▶ **WORK REQUIRED**:
Transcribe the records below exactly as they appear, omitting any pictures.

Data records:
★ ★ ★ ★ ★ ★ ★

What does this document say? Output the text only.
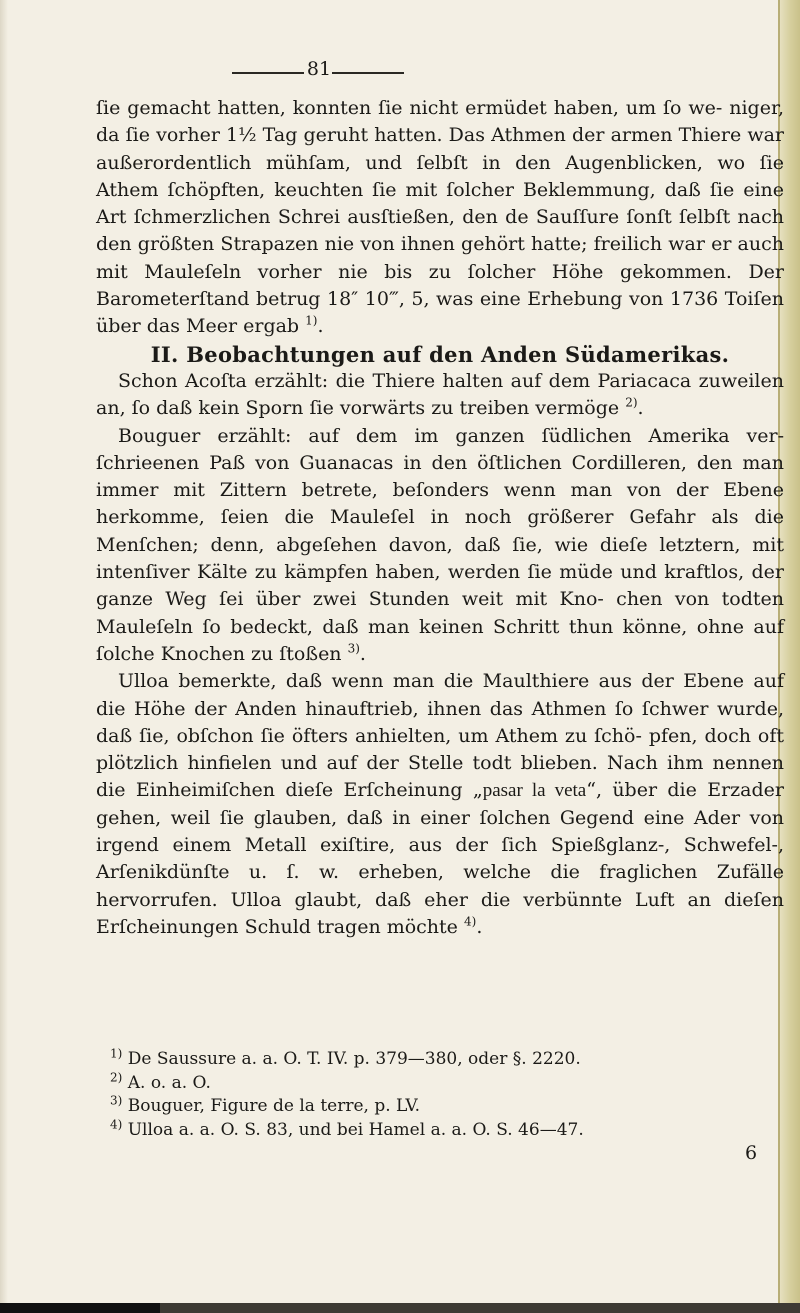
81

ſie gemacht hatten, konnten ſie nicht ermüdet haben, um ſo we- niger, da ſie vorher 1½ Tag geruht hatten. Das Athmen der armen Thiere war außerordentlich mühſam, und ſelbſt in den Augenblicken, wo ſie Athem ſchöpften, keuchten ſie mit ſolcher Beklemmung, daß ſie eine Art ſchmerzlichen Schrei ausſtießen, den de Sauſſure ſonſt ſelbſt nach den größten Strapazen nie von ihnen gehört hatte; freilich war er auch mit Mauleſeln vorher nie bis zu ſolcher Höhe gekommen. Der Barometerſtand betrug 18″ 10‴, 5, was eine Erhebung von 1736 Toiſen über das Meer ergab $^{1)}$.

II. Beobachtungen auf den Anden Südamerikas.

Schon Acoſta erzählt: die Thiere halten auf dem Pariacaca zuweilen an, ſo daß kein Sporn ſie vorwärts zu treiben vermöge $^{2)}$.

Bouguer erzählt: auf dem im ganzen ſüdlichen Amerika ver- ſchrieenen Paß von Guanacas in den öſtlichen Cordilleren, den man immer mit Zittern betrete, beſonders wenn man von der Ebene herkomme, ſeien die Mauleſel in noch größerer Gefahr als die Menſchen; denn, abgeſehen davon, daß ſie, wie dieſe letztern, mit intenſiver Kälte zu kämpfen haben, werden ſie müde und kraftlos, der ganze Weg ſei über zwei Stunden weit mit Kno- chen von todten Mauleſeln ſo bedeckt, daß man keinen Schritt thun könne, ohne auf ſolche Knochen zu ſtoßen $^{3)}$.

Ulloa bemerkte, daß wenn man die Maulthiere aus der Ebene auf die Höhe der Anden hinauftrieb, ihnen das Athmen ſo ſchwer wurde, daß ſie, obſchon ſie öfters anhielten, um Athem zu ſchö- pfen, doch oft plötzlich hinfielen und auf der Stelle todt blieben. Nach ihm nennen die Einheimiſchen dieſe Erſcheinung „pasar la veta“, über die Erzader gehen, weil ſie glauben, daß in einer ſolchen Gegend eine Ader von irgend einem Metall exiſtire, aus der ſich Spießglanz-, Schwefel-, Arſenikdünſte u. ſ. w. erheben, welche die fraglichen Zufälle hervorrufen. Ulloa glaubt, daß eher die verbünnte Luft an dieſen Erſcheinungen Schuld tragen möchte $^{4)}$.

$^{1)}$ De Saussure a. a. O. T. IV. p. 379—380, oder §. 2220.

$^{2)}$ A. o. a. O.

$^{3)}$ Bouguer, Figure de la terre, p. LV.

$^{4)}$ Ulloa a. a. O. S. 83, und bei Hamel a. a. O. S. 46—47.

6
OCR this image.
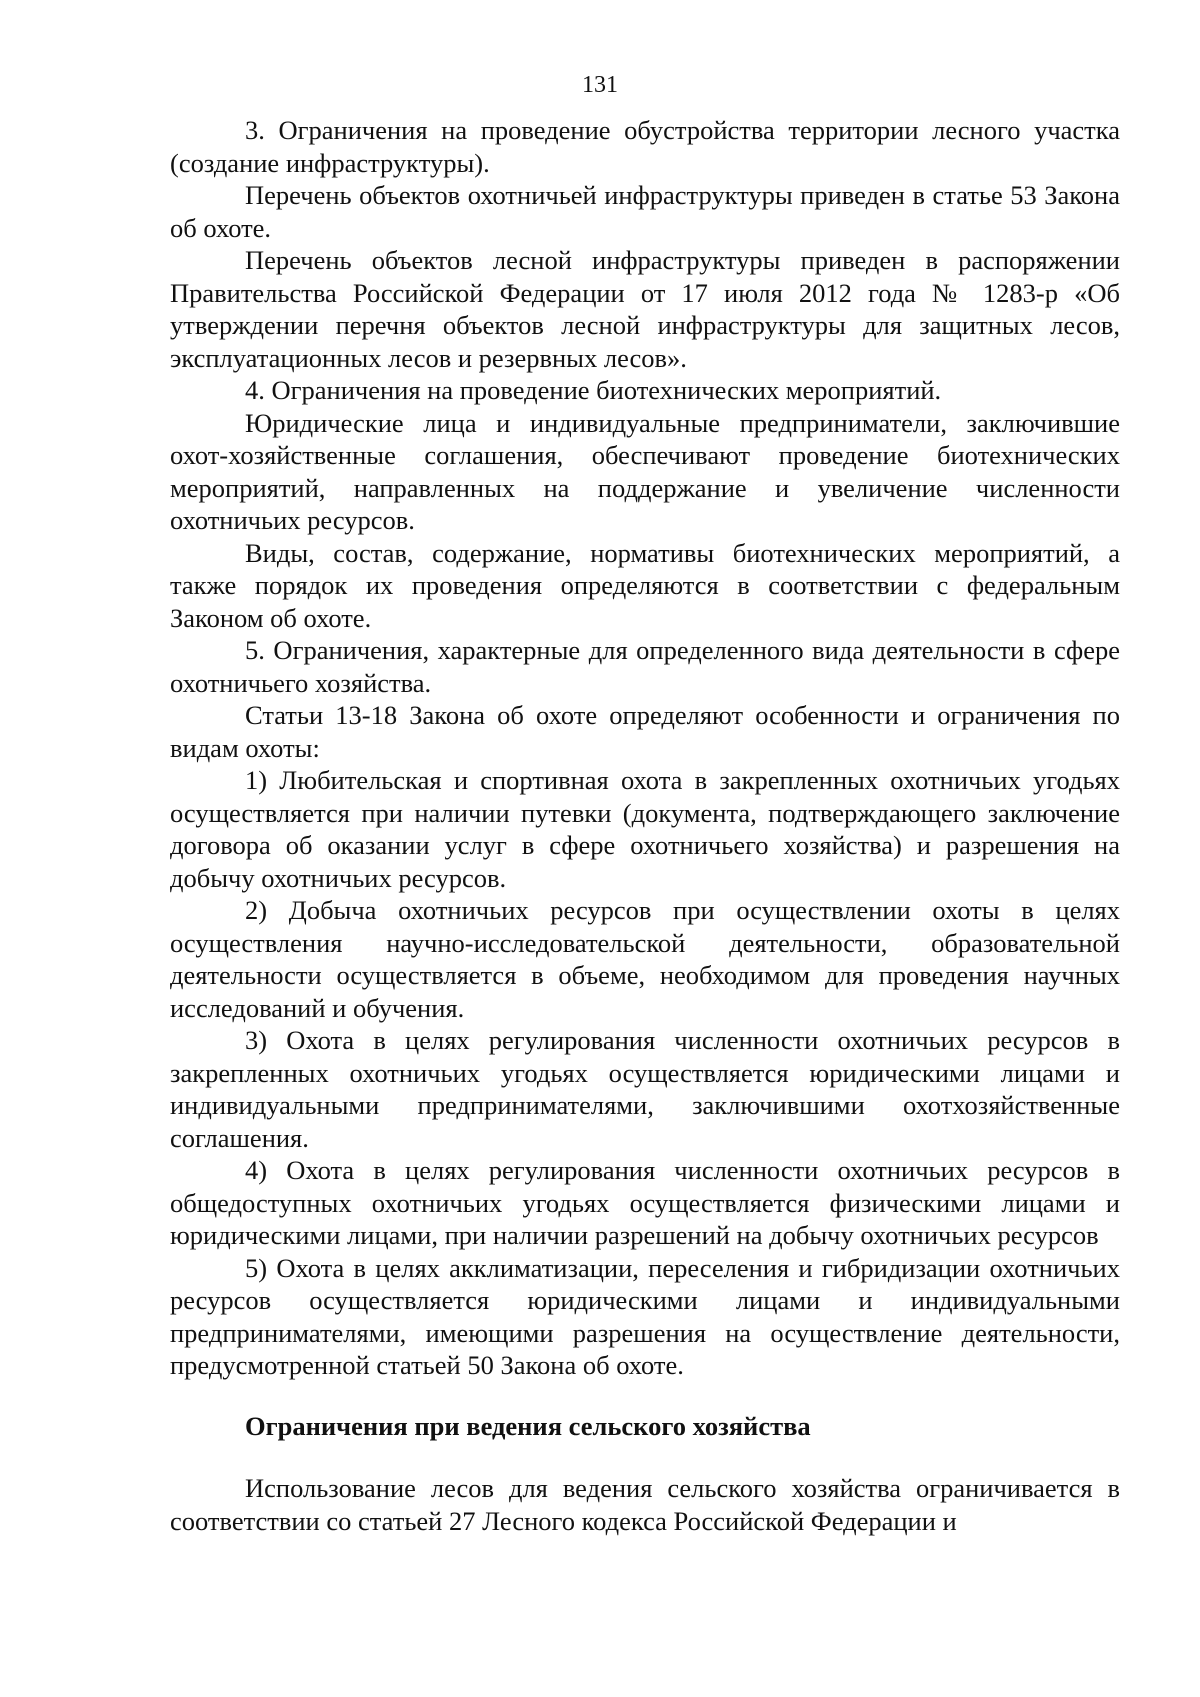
131

3. Ограничения на проведение обустройства территории лесного участка (создание инфраструктуры).

Перечень объектов охотничьей инфраструктуры приведен в статье 53 Закона об охоте.

Перечень объектов лесной инфраструктуры приведен в распоряжении Правительства Российской Федерации от 17 июля 2012 года № 1283-р «Об утверждении перечня объектов лесной инфраструктуры для защитных лесов, эксплуатационных лесов и резервных лесов».

4. Ограничения на проведение биотехнических мероприятий.

Юридические лица и индивидуальные предприниматели, заключившие охот-хозяйственные соглашения, обеспечивают проведение биотехнических мероприятий, направленных на поддержание и увеличение численности охотничьих ресурсов.

Виды, состав, содержание, нормативы биотехнических мероприятий, а также порядок их проведения определяются в соответствии с федеральным Законом об охоте.

5. Ограничения, характерные для определенного вида деятельности в сфере охотничьего хозяйства.

Статьи 13-18 Закона об охоте определяют особенности и ограничения по видам охоты:

1) Любительская и спортивная охота в закрепленных охотничьих угодьях осуществляется при наличии путевки (документа, подтверждающего заключение договора об оказании услуг в сфере охотничьего хозяйства) и разрешения на добычу охотничьих ресурсов.

2) Добыча охотничьих ресурсов при осуществлении охоты в целях осуществления научно-исследовательской деятельности, образовательной деятельности осуществляется в объеме, необходимом для проведения научных исследований и обучения.

3) Охота в целях регулирования численности охотничьих ресурсов в закрепленных охотничьих угодьях осуществляется юридическими лицами и индивидуальными предпринимателями, заключившими охотхозяйственные соглашения.

4) Охота в целях регулирования численности охотничьих ресурсов в общедоступных охотничьих угодьях осуществляется физическими лицами и юридическими лицами, при наличии разрешений на добычу охотничьих ресурсов

5) Охота в целях акклиматизации, переселения и гибридизации охотничьих ресурсов осуществляется юридическими лицами и индивидуальными предпринимателями, имеющими разрешения на осуществление деятельности, предусмотренной статьей 50 Закона об охоте.

Ограничения при ведения сельского хозяйства

Использование лесов для ведения сельского хозяйства ограничивается в соответствии со статьей 27 Лесного кодекса Российской Федерации и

★ ★ ★ ★ ★ ★ ★

▶ **ANSWER TO THIS TASK**:
What does this document say? Output the text only.
81

ſie gemacht hatten, konnten ſie nicht ermüdet haben, um ſo we- niger, da ſie vorher 1½ Tag geruht hatten. Das Athmen der armen Thiere war außerordentlich mühſam, und ſelbſt in den Augenblicken, wo ſie Athem ſchöpften, keuchten ſie mit ſolcher Beklemmung, daß ſie eine Art ſchmerzlichen Schrei ausſtießen, den de Sauſſure ſonſt ſelbſt nach den größten Strapazen nie von ihnen gehört hatte; freilich war er auch mit Mauleſeln vorher nie bis zu ſolcher Höhe gekommen. Der Barometerſtand betrug 18″ 10‴, 5, was eine Erhebung von 1736 Toiſen über das Meer ergab $^{1)}$.

II. Beobachtungen auf den Anden Südamerikas.

Schon Acoſta erzählt: die Thiere halten auf dem Pariacaca zuweilen an, ſo daß kein Sporn ſie vorwärts zu treiben vermöge $^{2)}$.

Bouguer erzählt: auf dem im ganzen ſüdlichen Amerika ver- ſchrieenen Paß von Guanacas in den öſtlichen Cordilleren, den man immer mit Zittern betrete, beſonders wenn man von der Ebene herkomme, ſeien die Mauleſel in noch größerer Gefahr als die Menſchen; denn, abgeſehen davon, daß ſie, wie dieſe letztern, mit intenſiver Kälte zu kämpfen haben, werden ſie müde und kraftlos, der ganze Weg ſei über zwei Stunden weit mit Kno- chen von todten Mauleſeln ſo bedeckt, daß man keinen Schritt thun könne, ohne auf ſolche Knochen zu ſtoßen $^{3)}$.

Ulloa bemerkte, daß wenn man die Maulthiere aus der Ebene auf die Höhe der Anden hinauftrieb, ihnen das Athmen ſo ſchwer wurde, daß ſie, obſchon ſie öfters anhielten, um Athem zu ſchö- pfen, doch oft plötzlich hinfielen und auf der Stelle todt blieben. Nach ihm nennen die Einheimiſchen dieſe Erſcheinung „pasar la veta“, über die Erzader gehen, weil ſie glauben, daß in einer ſolchen Gegend eine Ader von irgend einem Metall exiſtire, aus der ſich Spießglanz-, Schwefel-, Arſenikdünſte u. ſ. w. erheben, welche die fraglichen Zufälle hervorrufen. Ulloa glaubt, daß eher die verbünnte Luft an dieſen Erſcheinungen Schuld tragen möchte $^{4)}$.

$^{1)}$ De Saussure a. a. O. T. IV. p. 379—380, oder §. 2220.

$^{2)}$ A. o. a. O.

$^{3)}$ Bouguer, Figure de la terre, p. LV.

$^{4)}$ Ulloa a. a. O. S. 83, und bei Hamel a. a. O. S. 46—47.

6
OCR this image.
131

3. Ограничения на проведение обустройства территории лесного участка (создание инфраструктуры).

Перечень объектов охотничьей инфраструктуры приведен в статье 53 Закона об охоте.

Перечень объектов лесной инфраструктуры приведен в распоряжении Правительства Российской Федерации от 17 июля 2012 года № 1283-р «Об утверждении перечня объектов лесной инфраструктуры для защитных лесов, эксплуатационных лесов и резервных лесов».

4. Ограничения на проведение биотехнических мероприятий.

Юридические лица и индивидуальные предприниматели, заключившие охот-хозяйственные соглашения, обеспечивают проведение биотехнических мероприятий, направленных на поддержание и увеличение численности охотничьих ресурсов.

Виды, состав, содержание, нормативы биотехнических мероприятий, а также порядок их проведения определяются в соответствии с федеральным Законом об охоте.

5. Ограничения, характерные для определенного вида деятельности в сфере охотничьего хозяйства.

Статьи 13-18 Закона об охоте определяют особенности и ограничения по видам охоты:

1) Любительская и спортивная охота в закрепленных охотничьих угодьях осуществляется при наличии путевки (документа, подтверждающего заключение договора об оказании услуг в сфере охотничьего хозяйства) и разрешения на добычу охотничьих ресурсов.

2) Добыча охотничьих ресурсов при осуществлении охоты в целях осуществления научно-исследовательской деятельности, образовательной деятельности осуществляется в объеме, необходимом для проведения научных исследований и обучения.

3) Охота в целях регулирования численности охотничьих ресурсов в закрепленных охотничьих угодьях осуществляется юридическими лицами и индивидуальными предпринимателями, заключившими охотхозяйственные соглашения.

4) Охота в целях регулирования численности охотничьих ресурсов в общедоступных охотничьих угодьях осуществляется физическими лицами и юридическими лицами, при наличии разрешений на добычу охотничьих ресурсов

5) Охота в целях акклиматизации, переселения и гибридизации охотничьих ресурсов осуществляется юридическими лицами и индивидуальными предпринимателями, имеющими разрешения на осуществление деятельности, предусмотренной статьей 50 Закона об охоте.

Ограничения при ведения сельского хозяйства

Использование лесов для ведения сельского хозяйства ограничивается в соответствии со статьей 27 Лесного кодекса Российской Федерации и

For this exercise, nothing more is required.